### Provided information
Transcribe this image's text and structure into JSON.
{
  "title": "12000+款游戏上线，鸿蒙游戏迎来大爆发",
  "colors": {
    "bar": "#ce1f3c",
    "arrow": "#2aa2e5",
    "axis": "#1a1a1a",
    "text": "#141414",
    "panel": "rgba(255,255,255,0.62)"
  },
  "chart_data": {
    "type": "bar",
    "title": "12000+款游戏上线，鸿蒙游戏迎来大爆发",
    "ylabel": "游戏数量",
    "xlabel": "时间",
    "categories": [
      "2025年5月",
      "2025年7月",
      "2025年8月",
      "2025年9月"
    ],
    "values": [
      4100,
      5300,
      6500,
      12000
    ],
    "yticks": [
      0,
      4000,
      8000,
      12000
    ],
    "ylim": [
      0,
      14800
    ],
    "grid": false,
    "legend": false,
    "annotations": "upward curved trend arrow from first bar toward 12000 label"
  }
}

### Stated task
Of the lines in the data above, how many contain the word "款游戏上线"? Give only that figure.

### Written answer
2